→ **Work order**:
Every line of the material below should be copied exactly.

→ **Recorded data**:
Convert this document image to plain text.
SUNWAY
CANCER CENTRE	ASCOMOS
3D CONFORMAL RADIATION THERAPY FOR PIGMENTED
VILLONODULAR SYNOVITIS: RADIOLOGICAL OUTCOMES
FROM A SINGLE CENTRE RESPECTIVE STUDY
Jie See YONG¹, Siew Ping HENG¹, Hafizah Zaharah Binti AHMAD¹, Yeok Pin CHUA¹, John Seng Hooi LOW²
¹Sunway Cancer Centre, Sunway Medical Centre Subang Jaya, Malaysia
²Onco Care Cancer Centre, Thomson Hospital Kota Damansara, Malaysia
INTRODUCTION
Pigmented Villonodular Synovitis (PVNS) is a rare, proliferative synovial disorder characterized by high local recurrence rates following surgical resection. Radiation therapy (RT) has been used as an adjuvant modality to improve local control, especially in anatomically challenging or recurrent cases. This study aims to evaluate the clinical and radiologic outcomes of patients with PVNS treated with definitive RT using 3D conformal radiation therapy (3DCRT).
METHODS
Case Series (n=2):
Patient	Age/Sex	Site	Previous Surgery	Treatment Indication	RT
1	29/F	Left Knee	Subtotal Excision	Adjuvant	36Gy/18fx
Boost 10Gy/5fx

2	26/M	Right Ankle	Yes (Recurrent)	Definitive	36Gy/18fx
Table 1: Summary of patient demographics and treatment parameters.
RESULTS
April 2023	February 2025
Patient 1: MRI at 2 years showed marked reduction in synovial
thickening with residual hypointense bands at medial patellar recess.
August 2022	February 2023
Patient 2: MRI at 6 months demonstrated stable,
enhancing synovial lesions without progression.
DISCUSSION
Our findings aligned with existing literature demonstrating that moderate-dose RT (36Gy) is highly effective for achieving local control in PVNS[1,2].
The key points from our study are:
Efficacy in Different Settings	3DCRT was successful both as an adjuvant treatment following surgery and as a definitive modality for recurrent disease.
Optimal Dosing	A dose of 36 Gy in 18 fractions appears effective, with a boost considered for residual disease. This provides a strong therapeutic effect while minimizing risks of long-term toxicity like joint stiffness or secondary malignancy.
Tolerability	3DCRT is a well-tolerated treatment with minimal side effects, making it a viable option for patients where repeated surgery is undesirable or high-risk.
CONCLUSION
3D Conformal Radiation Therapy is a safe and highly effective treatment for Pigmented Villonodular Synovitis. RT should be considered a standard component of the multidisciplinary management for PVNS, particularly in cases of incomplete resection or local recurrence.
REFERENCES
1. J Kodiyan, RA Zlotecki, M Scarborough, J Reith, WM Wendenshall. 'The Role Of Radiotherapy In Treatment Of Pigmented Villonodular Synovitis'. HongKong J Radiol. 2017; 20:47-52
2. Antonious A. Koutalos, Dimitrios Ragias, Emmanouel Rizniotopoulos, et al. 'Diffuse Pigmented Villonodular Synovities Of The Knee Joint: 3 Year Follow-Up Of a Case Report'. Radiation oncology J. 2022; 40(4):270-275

→ **Response for this exercise**:
Convert this document image to plain text.
SUNWAY
CANCER CENTRE	ASCOMOS
3D CONFORMAL RADIATION THERAPY FOR PIGMENTED
VILLONODULAR SYNOVITIS: RADIOLOGICAL OUTCOMES
FROM A SINGLE CENTRE RESPECTIVE STUDY
Jie See YONG¹, Siew Ping HENG¹, Hafizah Zaharah Binti AHMAD¹, Yeok Pin CHUA¹, John Seng Hooi LOW²
¹Sunway Cancer Centre, Sunway Medical Centre Subang Jaya, Malaysia
²Onco Care Cancer Centre, Thomson Hospital Kota Damansara, Malaysia
INTRODUCTION
Pigmented Villonodular Synovitis (PVNS) is a rare, proliferative synovial disorder characterized by high local recurrence rates following surgical resection. Radiation therapy (RT) has been used as an adjuvant modality to improve local control, especially in anatomically challenging or recurrent cases. This study aims to evaluate the clinical and radiologic outcomes of patients with PVNS treated with definitive RT using 3D conformal radiation therapy (3DCRT).
METHODS
Case Series (n=2):
Patient	Age/Sex	Site	Previous Surgery	Treatment Indication	RT
1	29/F	Left Knee	Subtotal Excision	Adjuvant	36Gy/18fx
Boost 10Gy/5fx

2	26/M	Right Ankle	Yes (Recurrent)	Definitive	36Gy/18fx
Table 1: Summary of patient demographics and treatment parameters.
RESULTS
April 2023	February 2025
Patient 1: MRI at 2 years showed marked reduction in synovial
thickening with residual hypointense bands at medial patellar recess.
August 2022	February 2023
Patient 2: MRI at 6 months demonstrated stable,
enhancing synovial lesions without progression.
DISCUSSION
Our findings aligned with existing literature demonstrating that moderate-dose RT (36Gy) is highly effective for achieving local control in PVNS[1,2].
The key points from our study are:
Efficacy in Different Settings	3DCRT was successful both as an adjuvant treatment following surgery and as a definitive modality for recurrent disease.
Optimal Dosing	A dose of 36 Gy in 18 fractions appears effective, with a boost considered for residual disease. This provides a strong therapeutic effect while minimizing risks of long-term toxicity like joint stiffness or secondary malignancy.
Tolerability	3DCRT is a well-tolerated treatment with minimal side effects, making it a viable option for patients where repeated surgery is undesirable or high-risk.
CONCLUSION
3D Conformal Radiation Therapy is a safe and highly effective treatment for Pigmented Villonodular Synovitis. RT should be considered a standard component of the multidisciplinary management for PVNS, particularly in cases of incomplete resection or local recurrence.
REFERENCES
1. J Kodiyan, RA Zlotecki, M Scarborough, J Reith, WM Wendenshall. 'The Role Of Radiotherapy In Treatment Of Pigmented Villonodular Synovitis'. HongKong J Radiol. 2017; 20:47-52
2. Antonious A. Koutalos, Dimitrios Ragias, Emmanouel Rizniotopoulos, et al. 'Diffuse Pigmented Villonodular Synovities Of The Knee Joint: 3 Year Follow-Up Of a Case Report'. Radiation oncology J. 2022; 40(4):270-275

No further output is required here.